→ **WORK TO DO**:
Return the line containing "Output a JSON" and all lines after it exactly; stop at the end of the material.

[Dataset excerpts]
☆ ☆ ☆ ☆

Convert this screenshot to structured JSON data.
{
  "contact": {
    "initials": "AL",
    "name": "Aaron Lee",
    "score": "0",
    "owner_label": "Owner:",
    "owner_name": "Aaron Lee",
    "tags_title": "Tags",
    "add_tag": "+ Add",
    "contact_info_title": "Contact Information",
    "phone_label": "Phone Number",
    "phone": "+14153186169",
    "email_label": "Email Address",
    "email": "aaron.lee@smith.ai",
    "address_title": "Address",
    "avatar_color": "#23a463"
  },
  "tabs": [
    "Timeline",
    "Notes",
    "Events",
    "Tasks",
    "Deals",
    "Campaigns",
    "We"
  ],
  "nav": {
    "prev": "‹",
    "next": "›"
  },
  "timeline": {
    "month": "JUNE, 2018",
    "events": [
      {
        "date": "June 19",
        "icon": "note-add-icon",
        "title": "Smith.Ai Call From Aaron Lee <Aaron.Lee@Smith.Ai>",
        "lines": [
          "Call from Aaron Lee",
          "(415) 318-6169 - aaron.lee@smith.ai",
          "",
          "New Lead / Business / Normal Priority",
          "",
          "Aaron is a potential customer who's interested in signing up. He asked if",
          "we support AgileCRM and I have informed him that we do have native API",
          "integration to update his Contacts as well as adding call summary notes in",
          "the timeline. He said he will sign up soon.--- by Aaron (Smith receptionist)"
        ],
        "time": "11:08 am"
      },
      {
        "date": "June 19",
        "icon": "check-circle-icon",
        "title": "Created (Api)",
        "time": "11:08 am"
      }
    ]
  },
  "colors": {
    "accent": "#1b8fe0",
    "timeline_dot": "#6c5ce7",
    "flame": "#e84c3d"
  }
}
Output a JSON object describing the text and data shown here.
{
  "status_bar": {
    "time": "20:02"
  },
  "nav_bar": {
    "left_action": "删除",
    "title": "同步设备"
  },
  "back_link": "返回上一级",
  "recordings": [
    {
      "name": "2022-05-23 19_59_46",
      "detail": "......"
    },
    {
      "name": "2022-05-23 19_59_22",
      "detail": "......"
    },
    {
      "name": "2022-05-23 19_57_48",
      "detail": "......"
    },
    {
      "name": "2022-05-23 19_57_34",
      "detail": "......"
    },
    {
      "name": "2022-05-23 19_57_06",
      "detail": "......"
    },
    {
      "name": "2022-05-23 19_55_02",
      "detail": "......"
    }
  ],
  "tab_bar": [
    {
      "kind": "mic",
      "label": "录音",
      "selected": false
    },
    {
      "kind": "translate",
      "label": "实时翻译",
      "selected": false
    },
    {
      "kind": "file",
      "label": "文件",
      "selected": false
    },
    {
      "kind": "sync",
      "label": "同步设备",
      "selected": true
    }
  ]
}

☆ ☆ ☆ ☆

→ **RESULT OF THIS EXERCISE**:
Output a JSON object describing the text and data shown here.
{
  "status_bar": {
    "time": "20:02"
  },
  "nav_bar": {
    "left_action": "删除",
    "title": "同步设备"
  },
  "back_link": "返回上一级",
  "recordings": [
    {
      "name": "2022-05-23 19_59_46",
      "detail": "......"
    },
    {
      "name": "2022-05-23 19_59_22",
      "detail": "......"
    },
    {
      "name": "2022-05-23 19_57_48",
      "detail": "......"
    },
    {
      "name": "2022-05-23 19_57_34",
      "detail": "......"
    },
    {
      "name": "2022-05-23 19_57_06",
      "detail": "......"
    },
    {
      "name": "2022-05-23 19_55_02",
      "detail": "......"
    }
  ],
  "tab_bar": [
    {
      "kind": "mic",
      "label": "录音",
      "selected": false
    },
    {
      "kind": "translate",
      "label": "实时翻译",
      "selected": false
    },
    {
      "kind": "file",
      "label": "文件",
      "selected": false
    },
    {
      "kind": "sync",
      "label": "同步设备",
      "selected": true
    }
  ]
}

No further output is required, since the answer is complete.